─── SOURCE RECORDS ───

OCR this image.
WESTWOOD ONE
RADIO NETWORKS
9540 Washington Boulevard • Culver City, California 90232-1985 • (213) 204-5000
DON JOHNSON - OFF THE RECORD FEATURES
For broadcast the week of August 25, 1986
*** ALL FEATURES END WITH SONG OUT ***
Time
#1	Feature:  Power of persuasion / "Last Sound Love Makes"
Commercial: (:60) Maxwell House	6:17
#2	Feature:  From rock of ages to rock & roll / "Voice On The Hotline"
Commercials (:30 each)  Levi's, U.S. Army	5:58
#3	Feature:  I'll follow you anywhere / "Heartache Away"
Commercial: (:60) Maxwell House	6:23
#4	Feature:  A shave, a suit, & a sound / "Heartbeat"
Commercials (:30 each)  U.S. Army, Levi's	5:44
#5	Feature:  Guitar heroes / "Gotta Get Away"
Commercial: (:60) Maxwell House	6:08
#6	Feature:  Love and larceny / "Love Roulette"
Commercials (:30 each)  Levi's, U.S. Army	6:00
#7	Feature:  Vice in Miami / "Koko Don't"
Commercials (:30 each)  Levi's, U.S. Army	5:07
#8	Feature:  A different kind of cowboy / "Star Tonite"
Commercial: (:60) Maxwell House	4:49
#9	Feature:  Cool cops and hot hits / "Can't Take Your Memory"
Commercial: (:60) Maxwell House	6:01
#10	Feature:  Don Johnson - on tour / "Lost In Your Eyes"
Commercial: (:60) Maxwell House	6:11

───

OBJECTIVE:
Set down every line of the listing above again, exactly as given.

SOLUTION FOR THIS PROBLEM:
OCR this image.
WESTWOOD ONE
RADIO NETWORKS
9540 Washington Boulevard • Culver City, California 90232-1985 • (213) 204-5000
DON JOHNSON - OFF THE RECORD FEATURES
For broadcast the week of August 25, 1986
*** ALL FEATURES END WITH SONG OUT ***
Time
#1	Feature:  Power of persuasion / "Last Sound Love Makes"
Commercial: (:60) Maxwell House	6:17
#2	Feature:  From rock of ages to rock & roll / "Voice On The Hotline"
Commercials (:30 each)  Levi's, U.S. Army	5:58
#3	Feature:  I'll follow you anywhere / "Heartache Away"
Commercial: (:60) Maxwell House	6:23
#4	Feature:  A shave, a suit, & a sound / "Heartbeat"
Commercials (:30 each)  U.S. Army, Levi's	5:44
#5	Feature:  Guitar heroes / "Gotta Get Away"
Commercial: (:60) Maxwell House	6:08
#6	Feature:  Love and larceny / "Love Roulette"
Commercials (:30 each)  Levi's, U.S. Army	6:00
#7	Feature:  Vice in Miami / "Koko Don't"
Commercials (:30 each)  Levi's, U.S. Army	5:07
#8	Feature:  A different kind of cowboy / "Star Tonite"
Commercial: (:60) Maxwell House	4:49
#9	Feature:  Cool cops and hot hits / "Can't Take Your Memory"
Commercial: (:60) Maxwell House	6:01
#10	Feature:  Don Johnson - on tour / "Lost In Your Eyes"
Commercial: (:60) Maxwell House	6:11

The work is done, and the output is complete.